Work to complete
Transcribe the items line for line, starting at the first line and stopping after the line that contains "y-tick-label: 0.6 [38,544,56,557]", including both of those lines.

Given data
== == ==
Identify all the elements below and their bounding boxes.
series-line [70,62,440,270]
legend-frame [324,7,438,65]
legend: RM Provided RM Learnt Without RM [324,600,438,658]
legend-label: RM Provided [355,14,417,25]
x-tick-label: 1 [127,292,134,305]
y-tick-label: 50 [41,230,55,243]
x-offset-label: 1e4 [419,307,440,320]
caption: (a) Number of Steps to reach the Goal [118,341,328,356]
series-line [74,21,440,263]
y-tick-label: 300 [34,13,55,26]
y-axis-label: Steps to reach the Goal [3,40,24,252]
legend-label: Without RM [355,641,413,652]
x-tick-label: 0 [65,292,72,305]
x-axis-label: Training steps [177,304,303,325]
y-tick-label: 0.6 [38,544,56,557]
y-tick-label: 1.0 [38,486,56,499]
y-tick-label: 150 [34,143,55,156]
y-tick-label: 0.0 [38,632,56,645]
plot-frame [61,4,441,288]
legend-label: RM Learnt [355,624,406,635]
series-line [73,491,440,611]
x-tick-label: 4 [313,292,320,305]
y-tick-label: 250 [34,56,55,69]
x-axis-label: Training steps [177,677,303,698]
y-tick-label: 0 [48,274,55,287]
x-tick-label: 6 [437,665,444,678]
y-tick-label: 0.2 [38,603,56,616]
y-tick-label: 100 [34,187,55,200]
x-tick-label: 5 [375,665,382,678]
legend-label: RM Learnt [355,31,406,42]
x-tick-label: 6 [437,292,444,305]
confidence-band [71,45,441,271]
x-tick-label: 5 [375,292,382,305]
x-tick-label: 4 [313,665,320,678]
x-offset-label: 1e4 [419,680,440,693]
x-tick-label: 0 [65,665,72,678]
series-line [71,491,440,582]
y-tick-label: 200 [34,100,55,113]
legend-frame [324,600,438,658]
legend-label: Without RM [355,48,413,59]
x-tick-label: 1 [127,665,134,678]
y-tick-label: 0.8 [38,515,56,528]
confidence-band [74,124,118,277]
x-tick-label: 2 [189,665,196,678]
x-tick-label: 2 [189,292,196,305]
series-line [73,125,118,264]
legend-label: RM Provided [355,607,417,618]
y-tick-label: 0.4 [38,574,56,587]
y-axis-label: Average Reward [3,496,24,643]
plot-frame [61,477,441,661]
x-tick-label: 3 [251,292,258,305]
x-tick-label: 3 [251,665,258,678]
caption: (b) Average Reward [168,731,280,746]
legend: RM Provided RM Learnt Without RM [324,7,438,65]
== == ==
Task output
Identify all the elements below and their bounding boxes.
series-line [70,62,440,270]
legend-frame [324,7,438,65]
legend: RM Provided RM Learnt Without RM [324,600,438,658]
legend-label: RM Provided [355,14,417,25]
x-tick-label: 1 [127,292,134,305]
y-tick-label: 50 [41,230,55,243]
x-offset-label: 1e4 [419,307,440,320]
caption: (a) Number of Steps to reach the Goal [118,341,328,356]
series-line [74,21,440,263]
y-tick-label: 300 [34,13,55,26]
y-axis-label: Steps to reach the Goal [3,40,24,252]
legend-label: Without RM [355,641,413,652]
x-tick-label: 0 [65,292,72,305]
x-axis-label: Training steps [177,304,303,325]
y-tick-label: 0.6 [38,544,56,557]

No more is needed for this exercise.